__INPUT DATA__
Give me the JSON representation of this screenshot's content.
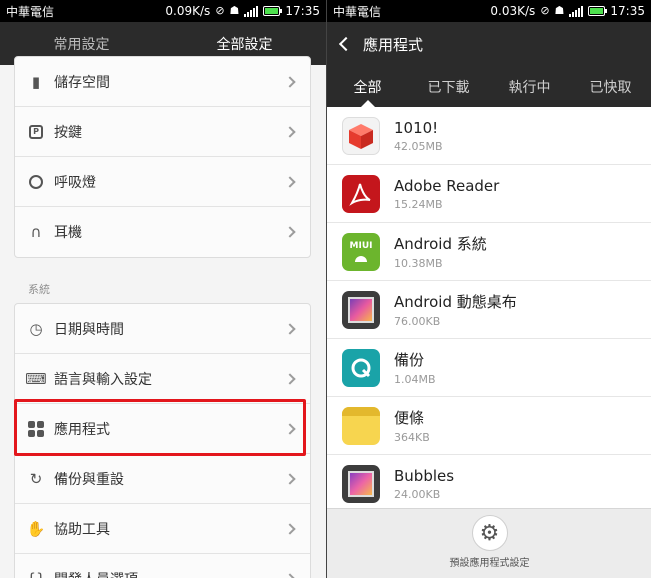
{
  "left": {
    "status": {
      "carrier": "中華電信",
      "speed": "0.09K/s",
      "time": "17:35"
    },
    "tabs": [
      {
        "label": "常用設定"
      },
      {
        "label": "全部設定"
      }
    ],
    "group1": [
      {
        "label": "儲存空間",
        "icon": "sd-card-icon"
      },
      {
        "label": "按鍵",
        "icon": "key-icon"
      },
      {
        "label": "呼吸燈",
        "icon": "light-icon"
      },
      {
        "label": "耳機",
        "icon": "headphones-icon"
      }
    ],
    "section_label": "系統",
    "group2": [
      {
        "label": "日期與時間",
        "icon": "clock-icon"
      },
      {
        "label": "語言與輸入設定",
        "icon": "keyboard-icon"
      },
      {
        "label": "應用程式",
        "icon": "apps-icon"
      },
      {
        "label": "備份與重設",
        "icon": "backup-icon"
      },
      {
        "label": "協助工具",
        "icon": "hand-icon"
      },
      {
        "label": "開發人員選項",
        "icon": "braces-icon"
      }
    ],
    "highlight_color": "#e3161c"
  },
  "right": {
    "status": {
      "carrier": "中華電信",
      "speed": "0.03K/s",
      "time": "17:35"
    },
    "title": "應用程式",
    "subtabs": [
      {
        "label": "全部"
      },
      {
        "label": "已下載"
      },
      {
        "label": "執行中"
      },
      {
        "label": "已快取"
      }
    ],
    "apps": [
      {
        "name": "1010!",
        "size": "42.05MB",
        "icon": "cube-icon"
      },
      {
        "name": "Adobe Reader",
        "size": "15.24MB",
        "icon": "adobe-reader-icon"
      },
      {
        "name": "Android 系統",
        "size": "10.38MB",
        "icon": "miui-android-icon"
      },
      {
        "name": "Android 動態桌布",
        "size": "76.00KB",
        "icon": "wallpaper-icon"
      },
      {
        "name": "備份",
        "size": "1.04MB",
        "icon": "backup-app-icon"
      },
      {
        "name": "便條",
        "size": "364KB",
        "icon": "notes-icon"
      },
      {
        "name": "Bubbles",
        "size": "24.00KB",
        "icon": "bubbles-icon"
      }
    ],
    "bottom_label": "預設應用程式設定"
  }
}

__TASK INSTRUCTIONS__
Track down all lines above with the string "name" and copy them.

__EXERCISE ANSWER__
        "name": "1010!",
        "name": "Adobe Reader",
        "name": "Android 系統",
        "name": "Android 動態桌布",
        "name": "備份",
        "name": "便條",
        "name": "Bubbles",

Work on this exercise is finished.